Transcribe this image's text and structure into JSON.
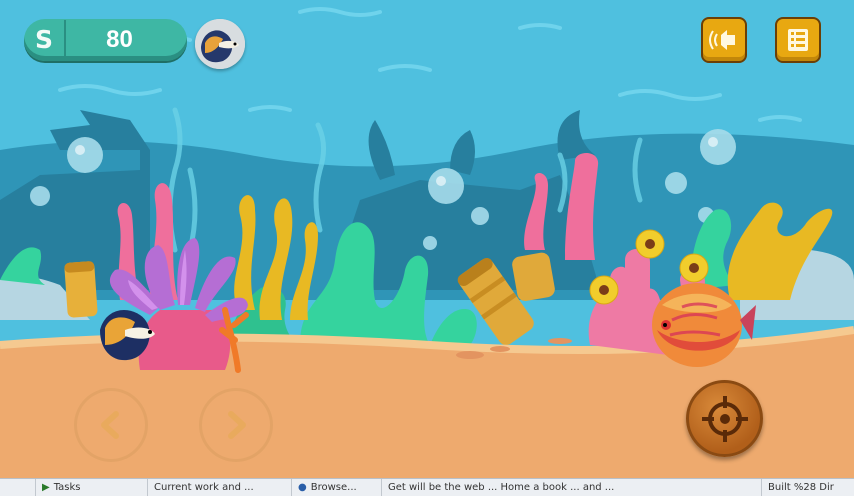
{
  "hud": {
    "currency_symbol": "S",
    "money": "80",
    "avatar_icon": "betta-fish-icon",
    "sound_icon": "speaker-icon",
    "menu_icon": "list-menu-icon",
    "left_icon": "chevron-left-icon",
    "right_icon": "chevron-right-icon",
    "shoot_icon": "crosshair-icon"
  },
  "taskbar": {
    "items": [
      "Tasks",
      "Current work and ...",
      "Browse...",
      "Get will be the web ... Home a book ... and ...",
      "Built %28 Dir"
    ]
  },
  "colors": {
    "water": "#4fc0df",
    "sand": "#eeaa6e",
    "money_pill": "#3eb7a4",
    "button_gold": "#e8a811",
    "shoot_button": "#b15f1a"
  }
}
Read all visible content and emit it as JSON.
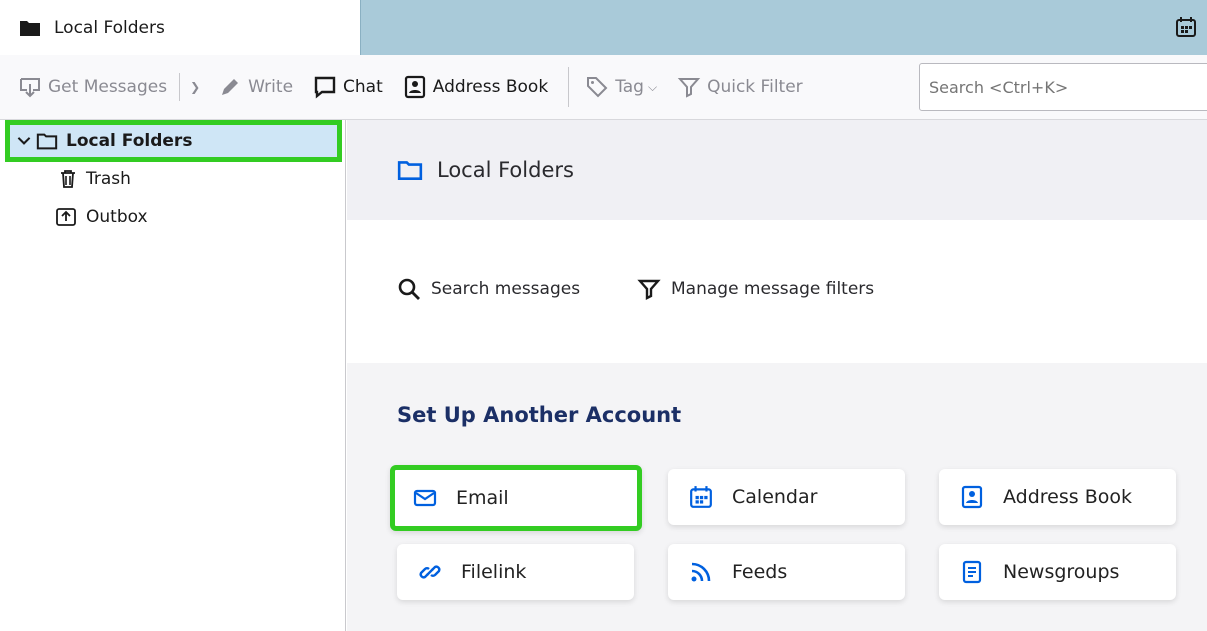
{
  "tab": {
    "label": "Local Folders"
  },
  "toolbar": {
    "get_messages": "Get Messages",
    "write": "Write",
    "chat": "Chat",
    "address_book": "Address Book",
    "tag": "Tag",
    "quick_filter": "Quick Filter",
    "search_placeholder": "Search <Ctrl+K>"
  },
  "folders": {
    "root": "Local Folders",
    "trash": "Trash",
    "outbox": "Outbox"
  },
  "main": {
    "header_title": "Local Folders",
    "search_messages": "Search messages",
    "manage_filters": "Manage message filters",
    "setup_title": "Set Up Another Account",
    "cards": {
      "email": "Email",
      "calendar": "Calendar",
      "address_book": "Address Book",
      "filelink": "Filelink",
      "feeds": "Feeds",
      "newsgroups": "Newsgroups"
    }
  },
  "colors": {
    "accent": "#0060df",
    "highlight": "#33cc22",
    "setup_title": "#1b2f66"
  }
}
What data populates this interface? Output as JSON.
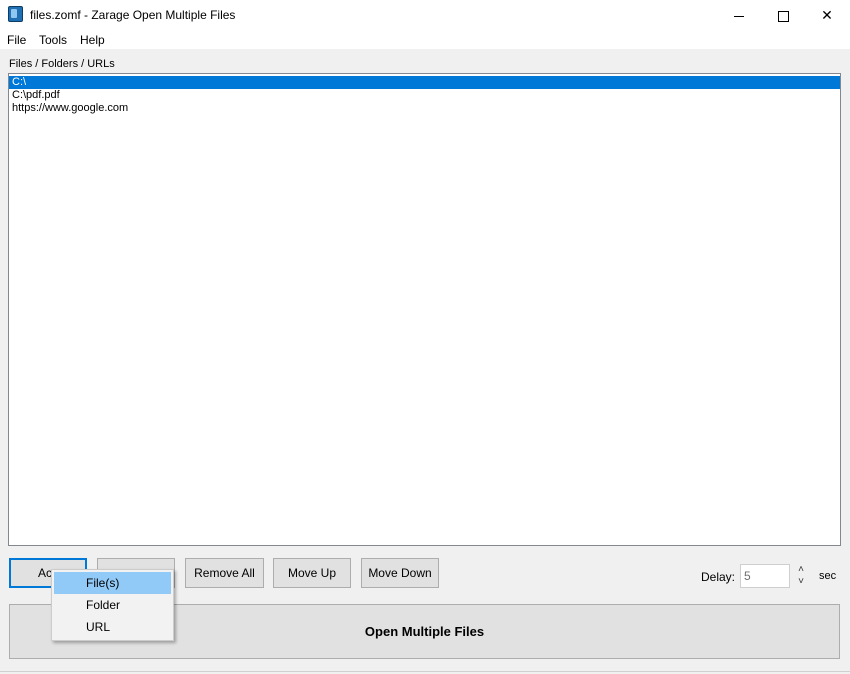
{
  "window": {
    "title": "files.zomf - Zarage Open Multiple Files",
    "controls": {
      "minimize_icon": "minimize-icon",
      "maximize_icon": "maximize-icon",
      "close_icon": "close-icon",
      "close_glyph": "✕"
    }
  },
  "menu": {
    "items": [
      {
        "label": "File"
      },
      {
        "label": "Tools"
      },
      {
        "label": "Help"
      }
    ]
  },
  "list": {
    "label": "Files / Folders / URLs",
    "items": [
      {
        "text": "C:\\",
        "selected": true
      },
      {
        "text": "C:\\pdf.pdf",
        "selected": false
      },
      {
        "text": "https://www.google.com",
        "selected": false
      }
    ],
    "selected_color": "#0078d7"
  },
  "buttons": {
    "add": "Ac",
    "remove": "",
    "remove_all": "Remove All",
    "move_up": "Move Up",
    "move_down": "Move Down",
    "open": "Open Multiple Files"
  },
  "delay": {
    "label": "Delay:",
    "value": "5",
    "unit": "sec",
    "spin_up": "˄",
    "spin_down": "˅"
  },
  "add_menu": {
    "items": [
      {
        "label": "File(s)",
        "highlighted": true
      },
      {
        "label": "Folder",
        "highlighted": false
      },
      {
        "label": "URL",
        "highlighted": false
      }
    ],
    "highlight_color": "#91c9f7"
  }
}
————————
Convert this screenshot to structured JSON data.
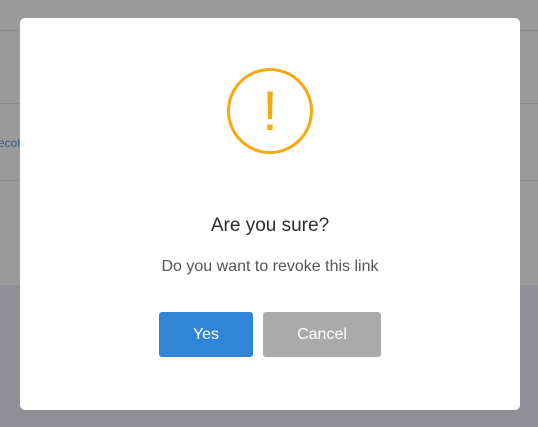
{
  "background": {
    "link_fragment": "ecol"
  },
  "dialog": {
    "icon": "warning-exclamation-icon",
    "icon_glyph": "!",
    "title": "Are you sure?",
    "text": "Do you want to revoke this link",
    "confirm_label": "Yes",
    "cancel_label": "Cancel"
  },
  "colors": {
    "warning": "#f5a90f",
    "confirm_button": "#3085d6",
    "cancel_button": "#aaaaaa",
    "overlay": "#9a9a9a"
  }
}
————————
GOAL » Using the material above, report each line where "data" occurs.

THE COMPLETED TASK »
What data populates this interface? Output as JSON.
Convert this screenshot to structured JSON data.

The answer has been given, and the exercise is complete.